- WRITTEN TASK
From the listing below, extract every line containing "TERRITORIES".

- INFORMATION SHOWN
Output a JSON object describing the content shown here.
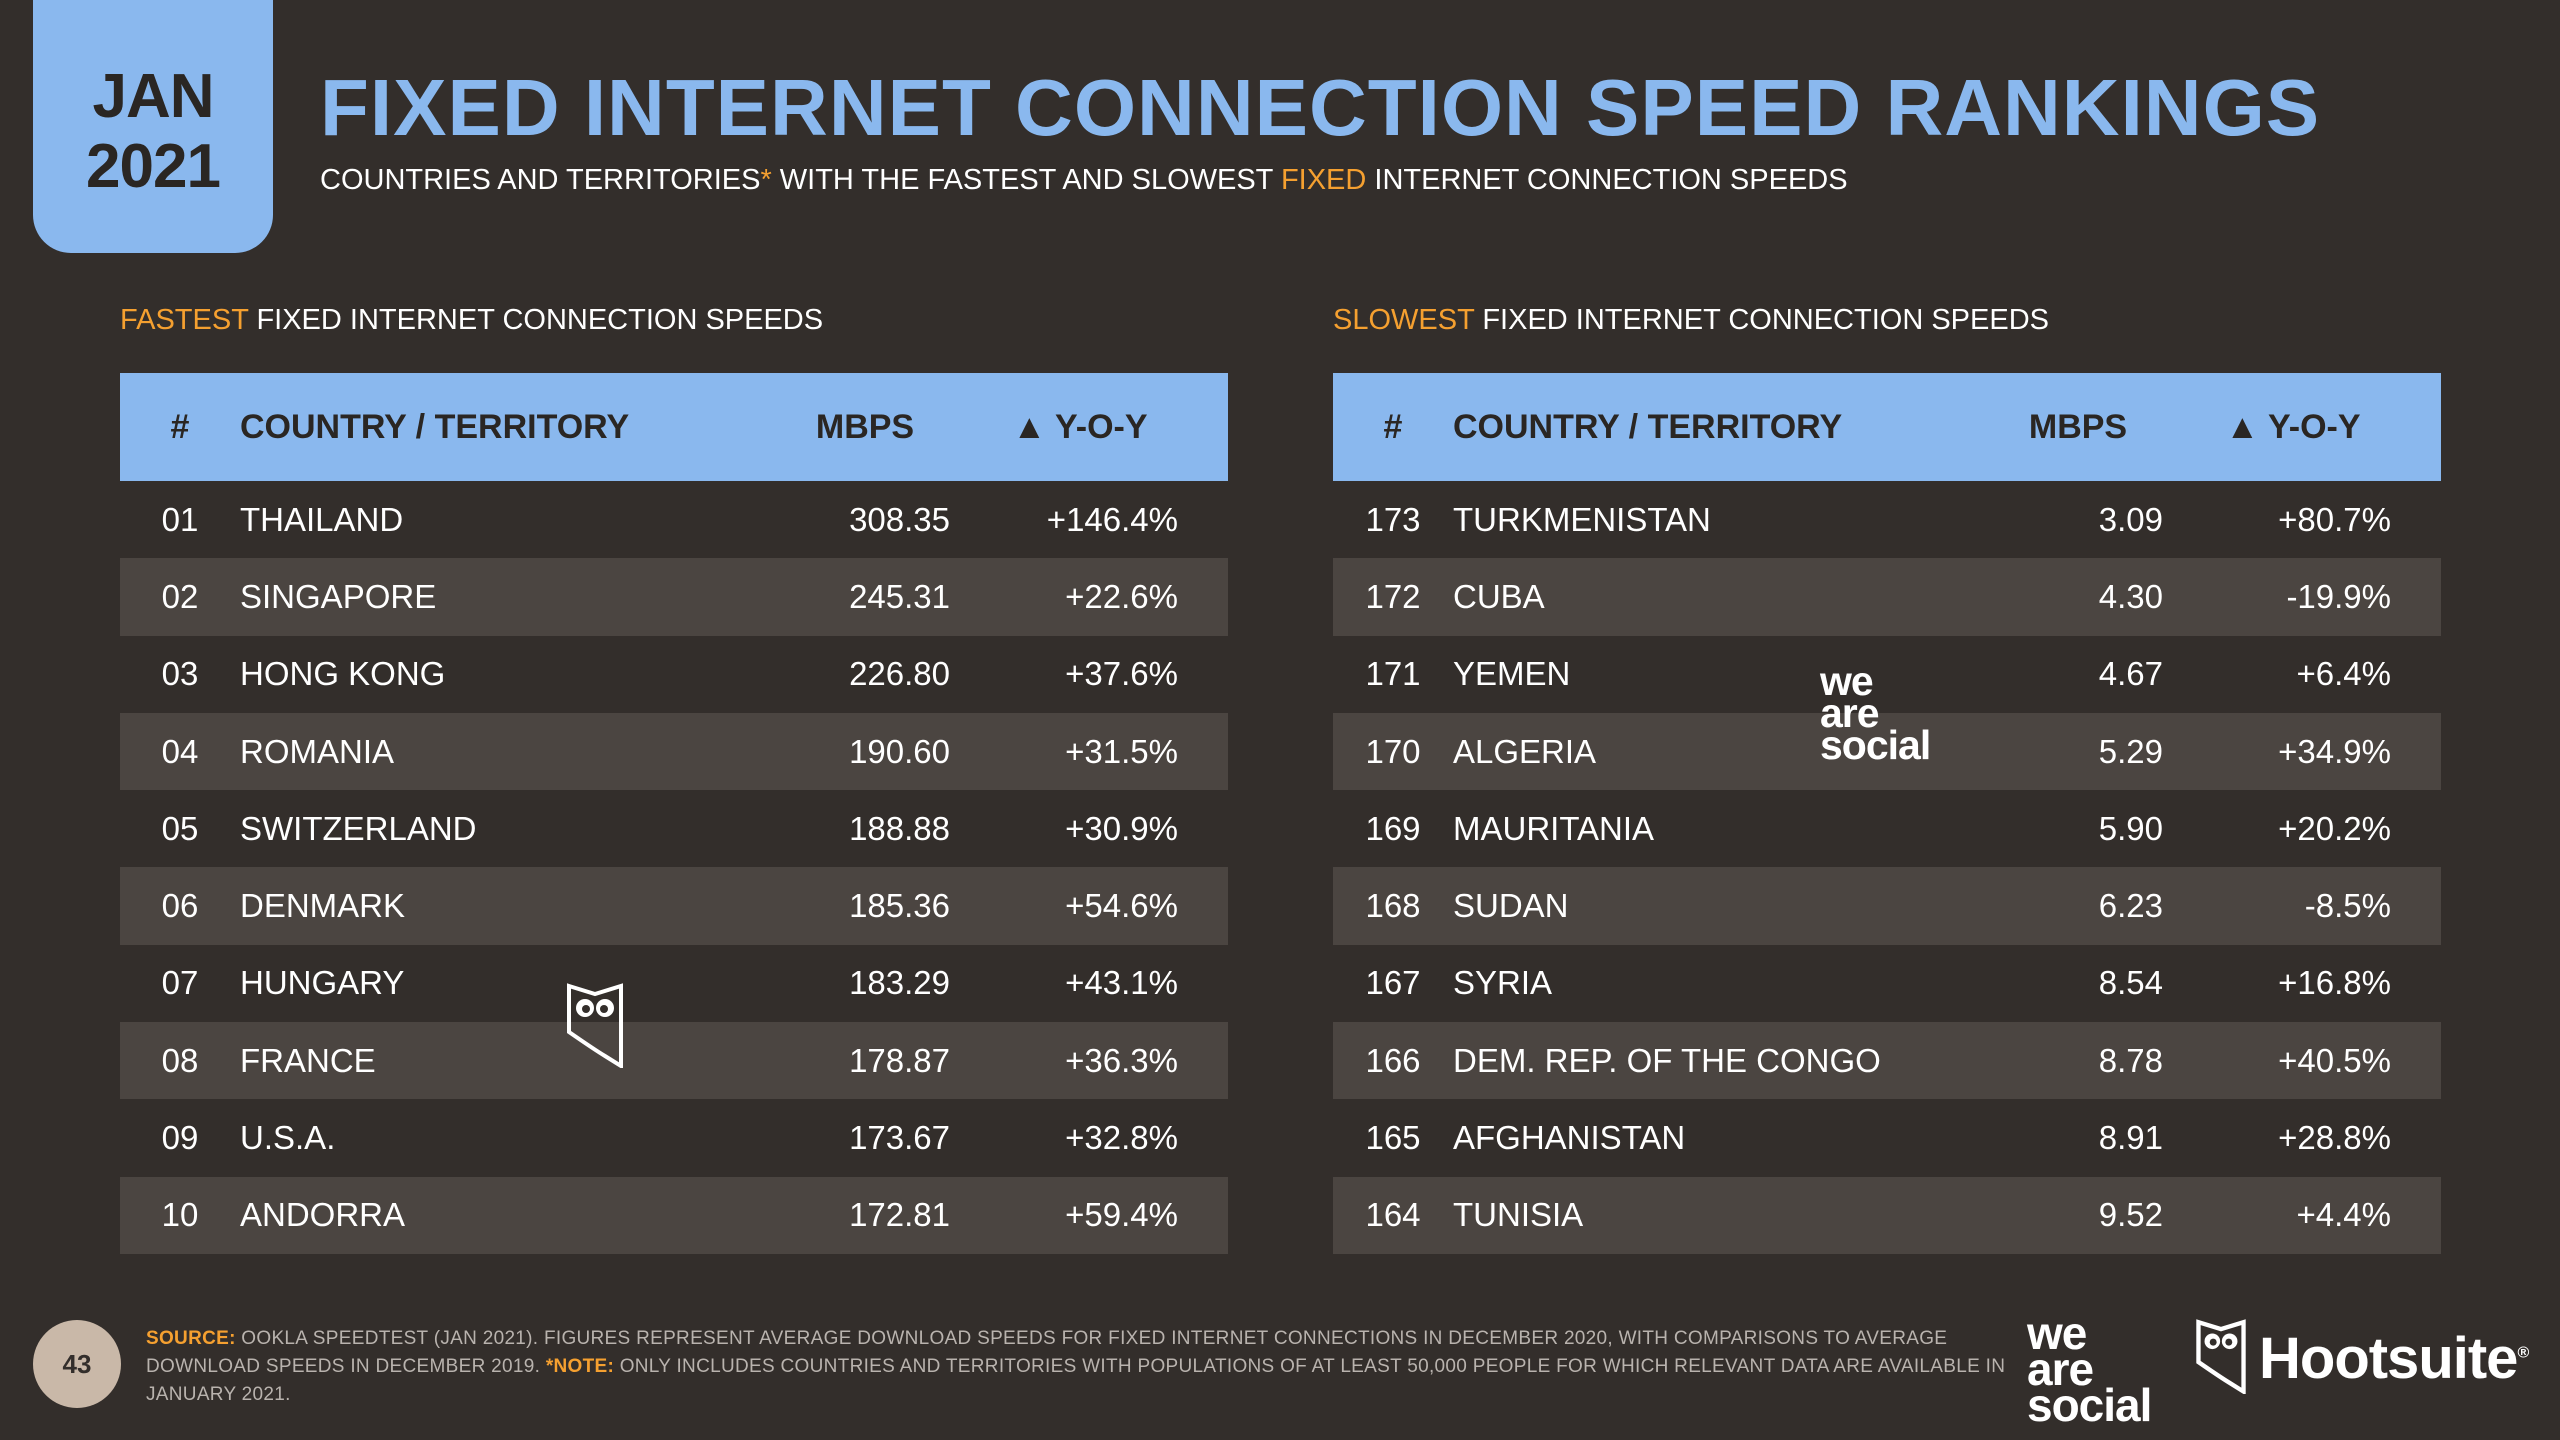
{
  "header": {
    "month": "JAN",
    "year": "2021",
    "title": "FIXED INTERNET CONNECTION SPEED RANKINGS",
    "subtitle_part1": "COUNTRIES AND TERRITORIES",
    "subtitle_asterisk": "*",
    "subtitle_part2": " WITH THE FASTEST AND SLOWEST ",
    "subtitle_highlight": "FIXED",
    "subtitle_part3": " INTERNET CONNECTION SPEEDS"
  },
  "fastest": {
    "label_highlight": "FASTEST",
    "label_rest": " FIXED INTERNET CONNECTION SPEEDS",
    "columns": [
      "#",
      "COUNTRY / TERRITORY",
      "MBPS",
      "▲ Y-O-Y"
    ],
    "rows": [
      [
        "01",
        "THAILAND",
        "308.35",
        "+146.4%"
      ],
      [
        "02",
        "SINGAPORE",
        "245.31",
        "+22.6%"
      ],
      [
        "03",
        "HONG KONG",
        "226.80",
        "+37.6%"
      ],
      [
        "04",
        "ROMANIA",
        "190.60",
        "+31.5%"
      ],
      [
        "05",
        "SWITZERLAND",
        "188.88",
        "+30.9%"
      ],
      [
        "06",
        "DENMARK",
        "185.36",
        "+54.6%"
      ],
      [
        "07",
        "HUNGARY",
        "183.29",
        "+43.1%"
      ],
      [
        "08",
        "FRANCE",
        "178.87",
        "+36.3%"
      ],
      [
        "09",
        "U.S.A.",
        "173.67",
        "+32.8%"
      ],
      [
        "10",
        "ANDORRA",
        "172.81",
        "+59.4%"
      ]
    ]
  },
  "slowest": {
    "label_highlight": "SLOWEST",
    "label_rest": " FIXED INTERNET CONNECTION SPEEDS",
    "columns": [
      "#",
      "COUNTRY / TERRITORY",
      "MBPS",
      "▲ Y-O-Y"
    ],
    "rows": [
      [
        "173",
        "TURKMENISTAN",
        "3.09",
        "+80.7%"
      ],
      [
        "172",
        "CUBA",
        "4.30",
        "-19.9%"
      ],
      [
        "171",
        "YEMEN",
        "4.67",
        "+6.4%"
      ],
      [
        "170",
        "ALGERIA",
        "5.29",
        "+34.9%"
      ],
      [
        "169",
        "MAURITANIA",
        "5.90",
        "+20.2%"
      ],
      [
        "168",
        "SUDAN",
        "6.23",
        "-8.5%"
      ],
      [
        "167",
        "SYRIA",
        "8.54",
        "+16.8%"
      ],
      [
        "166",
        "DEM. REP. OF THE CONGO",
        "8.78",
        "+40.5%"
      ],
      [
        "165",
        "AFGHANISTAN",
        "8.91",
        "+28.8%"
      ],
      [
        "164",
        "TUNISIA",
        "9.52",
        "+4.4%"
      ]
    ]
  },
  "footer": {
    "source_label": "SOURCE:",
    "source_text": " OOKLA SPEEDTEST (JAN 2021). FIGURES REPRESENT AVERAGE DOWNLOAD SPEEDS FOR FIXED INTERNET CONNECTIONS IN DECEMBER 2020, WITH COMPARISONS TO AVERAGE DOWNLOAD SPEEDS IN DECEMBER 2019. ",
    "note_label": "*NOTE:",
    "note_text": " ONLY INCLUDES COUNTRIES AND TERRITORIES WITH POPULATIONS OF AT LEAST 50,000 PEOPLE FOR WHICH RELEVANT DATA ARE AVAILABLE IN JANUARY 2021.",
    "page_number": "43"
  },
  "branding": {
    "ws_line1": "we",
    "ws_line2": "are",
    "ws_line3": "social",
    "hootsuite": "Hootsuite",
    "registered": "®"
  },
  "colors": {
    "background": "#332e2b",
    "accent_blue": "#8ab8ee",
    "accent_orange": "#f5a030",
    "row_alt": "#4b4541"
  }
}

- WORKED ANSWER
    "subtitle_part1": "COUNTRIES AND TERRITORIES",
    "note_text": " ONLY INCLUDES COUNTRIES AND TERRITORIES WITH POPULATIONS OF AT LEAST 50,000 PEOPLE FOR WHICH RELEVANT DATA ARE AVAILABLE IN JANUARY 2021.",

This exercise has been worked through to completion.